**CHALLENGE**
All of the listing below must be repeated word for word. Pictures are the only thing to omit.

::::

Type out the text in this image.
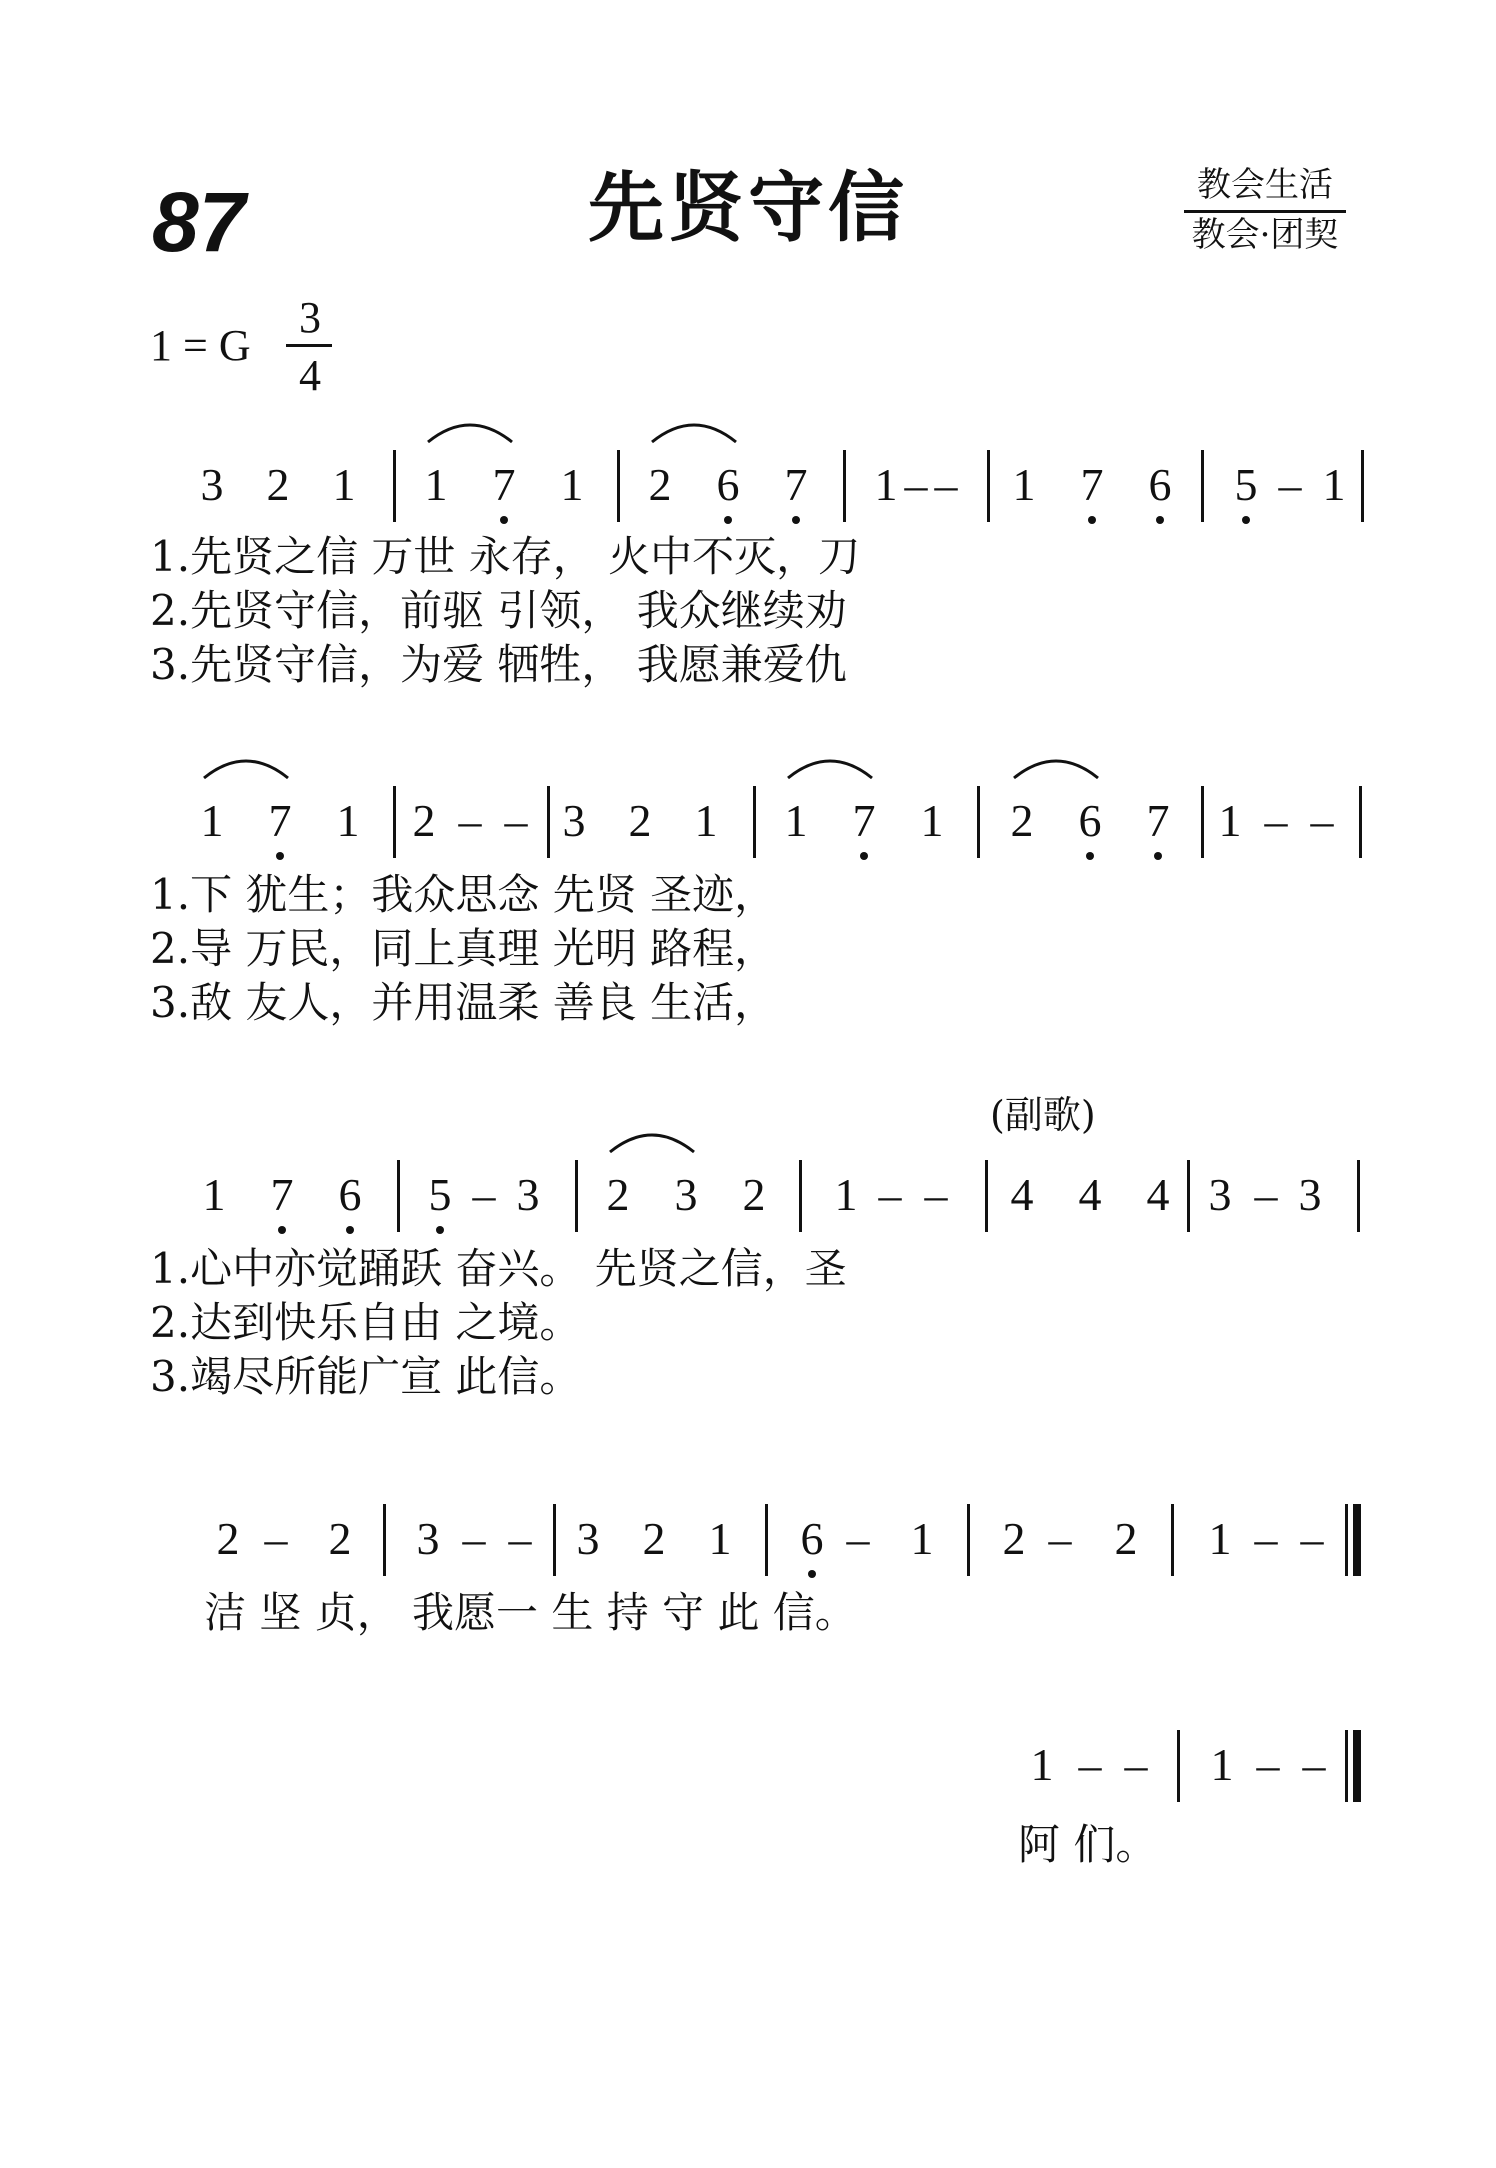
87	先贤守信	教会生活
教会·团契
1 = G
3
4
(副歌)
3 2 1 1 7 1 2 6 7 1 – – 1 7 6 5 – 1
1.先贤之信 万世 永存， 火中不灭，刀
2.先贤守信，前驱 引领， 我众继续劝
3.先贤守信，为爱 牺牲， 我愿兼爱仇
1 7 1 2 – – 3 2 1 1 7 1 2 6 7 1 – –
1.下 犹生；我众思念 先贤 圣迹，
2.导 万民，同上真理 光明 路程，
3.敌 友人，并用温柔 善良 生活，
1 7 6 5 – 3 2 3 2 1 – – 4 4 4 3 – 3
1.心中亦觉踊跃 奋兴。 先贤之信，圣
2.达到快乐自由 之境。
3.竭尽所能广宣 此信。
2 – 2 3 – – 3 2 1 6 – 1 2 – 2 1 – –
洁 坚 贞， 我愿一 生 持 守 此 信。
1 – – 1 – –
阿 们。
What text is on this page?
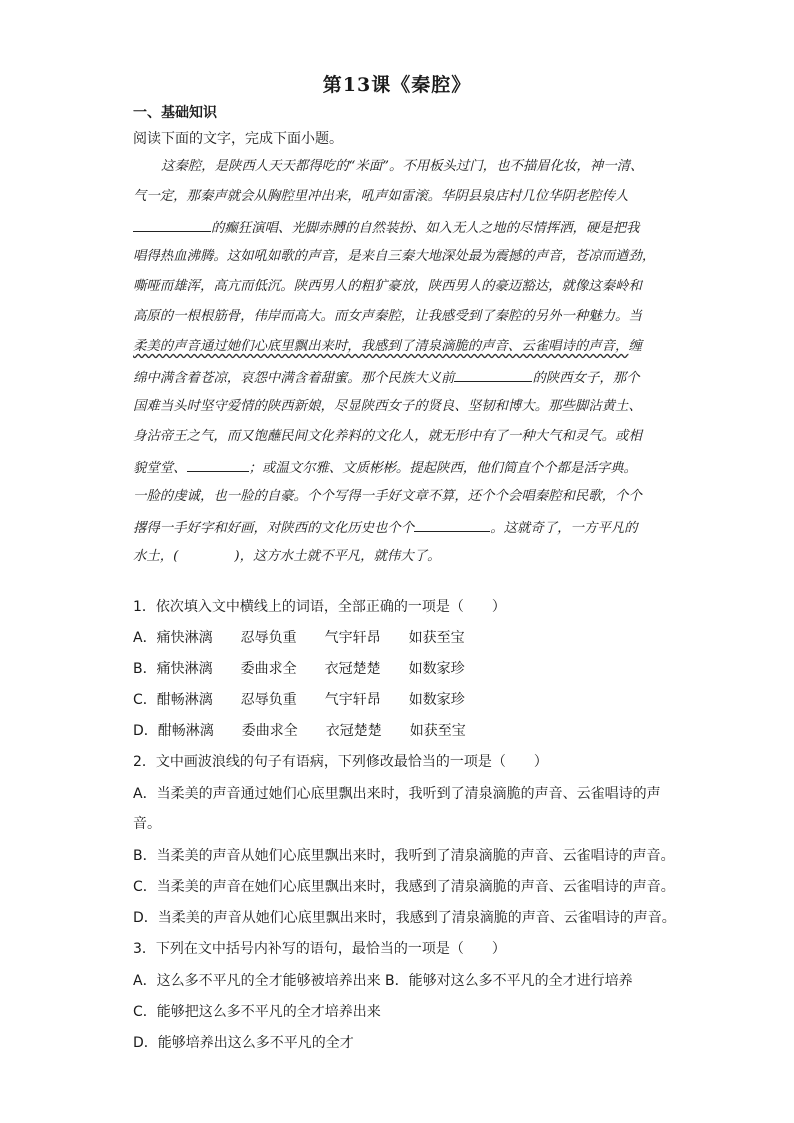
第13课《秦腔》
一、基础知识
阅读下面的文字，完成下面小题。
这秦腔，是陕西人天天都得吃的“米面”。不用板头过门，也不描眉化妆，神一清、
气一定，那秦声就会从胸腔里冲出来，吼声如雷滚。华阴县泉店村几位华阴老腔传人
的癫狂演唱、光脚赤膊的自然装扮、如入无人之地的尽情挥洒，硬是把我
唱得热血沸腾。这如吼如歌的声音，是来自三秦大地深处最为震撼的声音，苍凉而遒劲，
嘶哑而雄浑，高亢而低沉。陕西男人的粗犷豪放，陕西男人的豪迈豁达，就像这秦岭和
高原的一根根筋骨，伟岸而高大。而女声秦腔，让我感受到了秦腔的另外一种魅力。当
柔美的声音通过她们心底里飘出来时，我感到了清泉滴脆的声音、云雀唱诗的声音，缠
绵中满含着苍凉，哀怨中满含着甜蜜。那个民族大义前	的陕西女子，那个
国难当头时坚守爱情的陕西新娘，尽显陕西女子的贤良、坚韧和博大。那些脚沾黄土、
身沾帝王之气，而又饱蘸民间文化养料的文化人，就无形中有了一种大气和灵气。或相
貌堂堂、	；或温文尔雅、文质彬彬。提起陕西，他们简直个个都是活字典。
一脸的虔诚，也一脸的自豪。个个写得一手好文章不算，还个个会唱秦腔和民歌，个个
撂得一手好字和好画，对陕西的文化历史也个个	。这就奇了，一方平凡的
水土，(	)，这方水土就不平凡，就伟大了。
1．依次填入文中横线上的词语，全部正确的一项是（　　）
A．痛快淋漓 忍辱负重 气宇轩昂 如获至宝
B．痛快淋漓 委曲求全 衣冠楚楚 如数家珍
C．酣畅淋漓 忍辱负重 气宇轩昂 如数家珍
D．酣畅淋漓 委曲求全 衣冠楚楚 如获至宝
2．文中画波浪线的句子有语病，下列修改最恰当的一项是（　　）
A．当柔美的声音通过她们心底里飘出来时，我听到了清泉滴脆的声音、云雀唱诗的声
音。
B．当柔美的声音从她们心底里飘出来时，我听到了清泉滴脆的声音、云雀唱诗的声音。
C．当柔美的声音在她们心底里飘出来时，我感到了清泉滴脆的声音、云雀唱诗的声音。
D．当柔美的声音从她们心底里飘出来时，我感到了清泉滴脆的声音、云雀唱诗的声音。
3．下列在文中括号内补写的语句，最恰当的一项是（　　）
A．这么多不平凡的全才能够被培养出来 B．能够对这么多不平凡的全才进行培养
C．能够把这么多不平凡的全才培养出来
D．能够培养出这么多不平凡的全才
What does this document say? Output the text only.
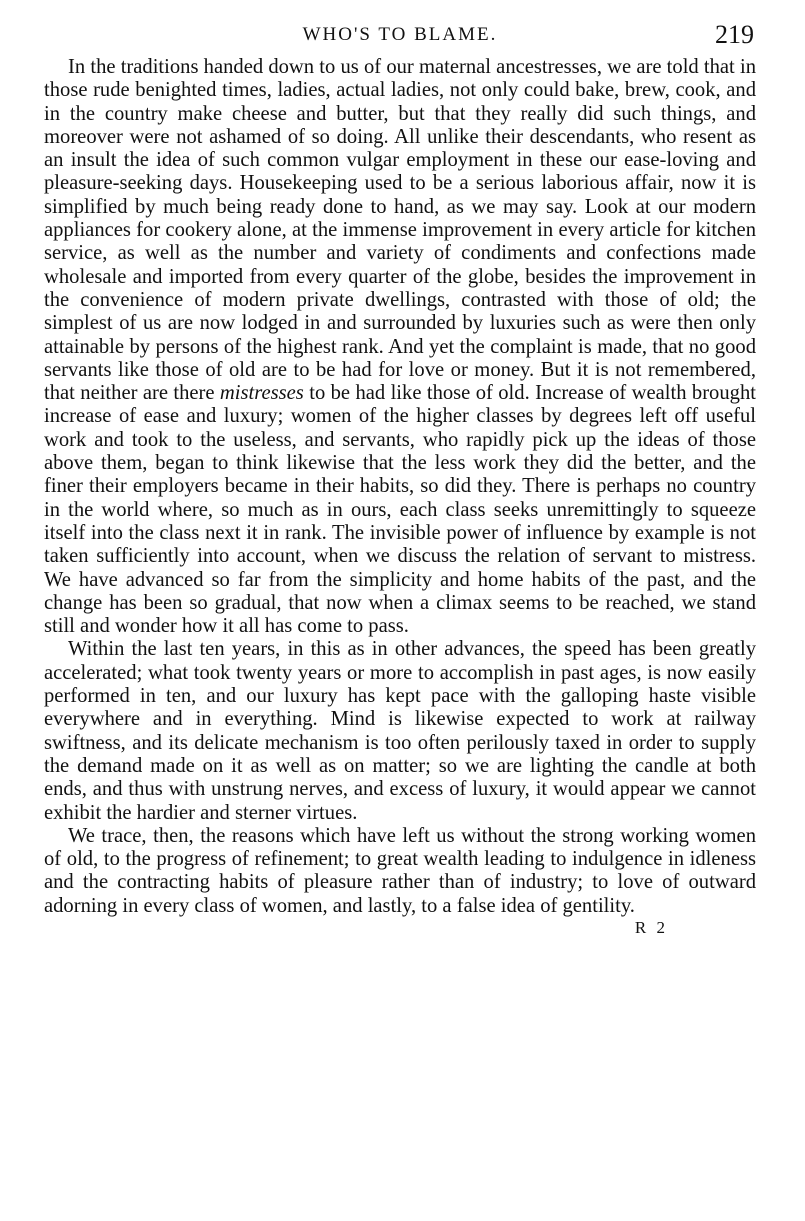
WHO'S TO BLAME.	219

In the traditions handed down to us of our maternal ancestresses, we are told that in those rude benighted times, ladies, actual ladies, not only could bake, brew, cook, and in the country make cheese and butter, but that they really did such things, and moreover were not ashamed of so doing. All unlike their descendants, who resent as an insult the idea of such common vulgar employment in these our ease-loving and pleasure-seeking days. Housekeeping used to be a serious laborious affair, now it is simplified by much being ready done to hand, as we may say. Look at our modern appliances for cookery alone, at the immense improvement in every article for kitchen service, as well as the number and variety of condiments and confections made wholesale and imported from every quarter of the globe, besides the improvement in the convenience of modern private dwellings, contrasted with those of old; the simplest of us are now lodged in and surrounded by luxuries such as were then only attainable by persons of the highest rank. And yet the complaint is made, that no good servants like those of old are to be had for love or money. But it is not remembered, that neither are there mistresses to be had like those of old. Increase of wealth brought increase of ease and luxury; women of the higher classes by degrees left off useful work and took to the useless, and servants, who rapidly pick up the ideas of those above them, began to think likewise that the less work they did the better, and the finer their employers became in their habits, so did they. There is perhaps no country in the world where, so much as in ours, each class seeks unremittingly to squeeze itself into the class next it in rank. The invisible power of influence by example is not taken sufficiently into account, when we discuss the relation of servant to mistress. We have advanced so far from the simplicity and home habits of the past, and the change has been so gradual, that now when a climax seems to be reached, we stand still and wonder how it all has come to pass.

Within the last ten years, in this as in other advances, the speed has been greatly accelerated; what took twenty years or more to accomplish in past ages, is now easily performed in ten, and our luxury has kept pace with the galloping haste visible everywhere and in everything. Mind is likewise expected to work at railway swiftness, and its delicate mechanism is too often perilously taxed in order to supply the demand made on it as well as on matter; so we are lighting the candle at both ends, and thus with unstrung nerves, and excess of luxury, it would appear we cannot exhibit the hardier and sterner virtues.

We trace, then, the reasons which have left us without the strong working women of old, to the progress of refinement; to great wealth leading to indulgence in idleness and the contracting habits of pleasure rather than of industry; to love of outward adorning in every class of women, and lastly, to a false idea of gentility.

R 2
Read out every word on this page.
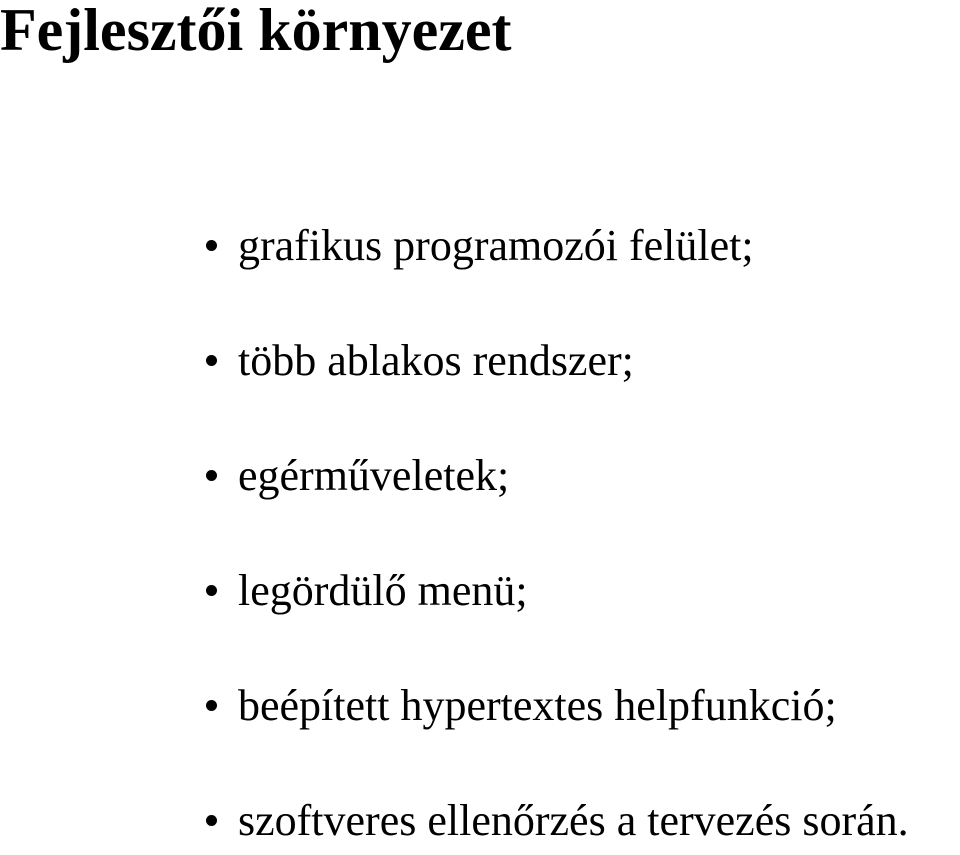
Fejlesztői környezet
grafikus programozói felület;
több ablakos rendszer;
egérműveletek;
legördülő menü;
beépített hypertextes helpfunkció;
szoftveres ellenőrzés a tervezés során.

::::

**TASK OUTPUT**
Type out the text in this image.
87	先贤守信	教会生活
教会·团契
1 = G
3
4
(副歌)
3 2 1 1 7 1 2 6 7 1 – – 1 7 6 5 – 1
1.先贤之信 万世 永存， 火中不灭，刀
2.先贤守信，前驱 引领， 我众继续劝
3.先贤守信，为爱 牺牲， 我愿兼爱仇
1 7 1 2 – – 3 2 1 1 7 1 2 6 7 1 – –
1.下 犹生；我众思念 先贤 圣迹，
2.导 万民，同上真理 光明 路程，
3.敌 友人，并用温柔 善良 生活，
1 7 6 5 – 3 2 3 2 1 – – 4 4 4 3 – 3
1.心中亦觉踊跃 奋兴。 先贤之信，圣
2.达到快乐自由 之境。
3.竭尽所能广宣 此信。
2 – 2 3 – – 3 2 1 6 – 1 2 – 2 1 – –
洁 坚 贞， 我愿一 生 持 守 此 信。
1 – – 1 – –
阿 们。
What text is on this page?
第13课《秦腔》
一、基础知识
阅读下面的文字，完成下面小题。
这秦腔，是陕西人天天都得吃的“米面”。不用板头过门，也不描眉化妆，神一清、
气一定，那秦声就会从胸腔里冲出来，吼声如雷滚。华阴县泉店村几位华阴老腔传人
的癫狂演唱、光脚赤膊的自然装扮、如入无人之地的尽情挥洒，硬是把我
唱得热血沸腾。这如吼如歌的声音，是来自三秦大地深处最为震撼的声音，苍凉而遒劲，
嘶哑而雄浑，高亢而低沉。陕西男人的粗犷豪放，陕西男人的豪迈豁达，就像这秦岭和
高原的一根根筋骨，伟岸而高大。而女声秦腔，让我感受到了秦腔的另外一种魅力。当
柔美的声音通过她们心底里飘出来时，我感到了清泉滴脆的声音、云雀唱诗的声音，缠
绵中满含着苍凉，哀怨中满含着甜蜜。那个民族大义前	的陕西女子，那个
国难当头时坚守爱情的陕西新娘，尽显陕西女子的贤良、坚韧和博大。那些脚沾黄土、
身沾帝王之气，而又饱蘸民间文化养料的文化人，就无形中有了一种大气和灵气。或相
貌堂堂、	；或温文尔雅、文质彬彬。提起陕西，他们简直个个都是活字典。
一脸的虔诚，也一脸的自豪。个个写得一手好文章不算，还个个会唱秦腔和民歌，个个
撂得一手好字和好画，对陕西的文化历史也个个	。这就奇了，一方平凡的
水土，(	)，这方水土就不平凡，就伟大了。
1．依次填入文中横线上的词语，全部正确的一项是（　　）
A．痛快淋漓 忍辱负重 气宇轩昂 如获至宝
B．痛快淋漓 委曲求全 衣冠楚楚 如数家珍
C．酣畅淋漓 忍辱负重 气宇轩昂 如数家珍
D．酣畅淋漓 委曲求全 衣冠楚楚 如获至宝
2．文中画波浪线的句子有语病，下列修改最恰当的一项是（　　）
A．当柔美的声音通过她们心底里飘出来时，我听到了清泉滴脆的声音、云雀唱诗的声
音。
B．当柔美的声音从她们心底里飘出来时，我听到了清泉滴脆的声音、云雀唱诗的声音。
C．当柔美的声音在她们心底里飘出来时，我感到了清泉滴脆的声音、云雀唱诗的声音。
D．当柔美的声音从她们心底里飘出来时，我感到了清泉滴脆的声音、云雀唱诗的声音。
3．下列在文中括号内补写的语句，最恰当的一项是（　　）
A．这么多不平凡的全才能够被培养出来 B．能够对这么多不平凡的全才进行培养
C．能够把这么多不平凡的全才培养出来
D．能够培养出这么多不平凡的全才
What does this document say? Output the text only.
WHO'S TO BLAME.	219

In the traditions handed down to us of our maternal ancestresses, we are told that in those rude benighted times, ladies, actual ladies, not only could bake, brew, cook, and in the country make cheese and butter, but that they really did such things, and moreover were not ashamed of so doing. All unlike their descendants, who resent as an insult the idea of such common vulgar employment in these our ease-loving and pleasure-seeking days. Housekeeping used to be a serious laborious affair, now it is simplified by much being ready done to hand, as we may say. Look at our modern appliances for cookery alone, at the immense improvement in every article for kitchen service, as well as the number and variety of condiments and confections made wholesale and imported from every quarter of the globe, besides the improvement in the convenience of modern private dwellings, contrasted with those of old; the simplest of us are now lodged in and surrounded by luxuries such as were then only attainable by persons of the highest rank. And yet the complaint is made, that no good servants like those of old are to be had for love or money. But it is not remembered, that neither are there mistresses to be had like those of old. Increase of wealth brought increase of ease and luxury; women of the higher classes by degrees left off useful work and took to the useless, and servants, who rapidly pick up the ideas of those above them, began to think likewise that the less work they did the better, and the finer their employers became in their habits, so did they. There is perhaps no country in the world where, so much as in ours, each class seeks unremittingly to squeeze itself into the class next it in rank. The invisible power of influence by example is not taken sufficiently into account, when we discuss the relation of servant to mistress. We have advanced so far from the simplicity and home habits of the past, and the change has been so gradual, that now when a climax seems to be reached, we stand still and wonder how it all has come to pass.

Within the last ten years, in this as in other advances, the speed has been greatly accelerated; what took twenty years or more to accomplish in past ages, is now easily performed in ten, and our luxury has kept pace with the galloping haste visible everywhere and in everything. Mind is likewise expected to work at railway swiftness, and its delicate mechanism is too often perilously taxed in order to supply the demand made on it as well as on matter; so we are lighting the candle at both ends, and thus with unstrung nerves, and excess of luxury, it would appear we cannot exhibit the hardier and sterner virtues.

We trace, then, the reasons which have left us without the strong working women of old, to the progress of refinement; to great wealth leading to indulgence in idleness and the contracting habits of pleasure rather than of industry; to love of outward adorning in every class of women, and lastly, to a false idea of gentility.

R 2
Read out every word on this page.
Fejlesztői környezet
grafikus programozói felület;
több ablakos rendszer;
egérműveletek;
legördülő menü;
beépített hypertextes helpfunkció;
szoftveres ellenőrzés a tervezés során.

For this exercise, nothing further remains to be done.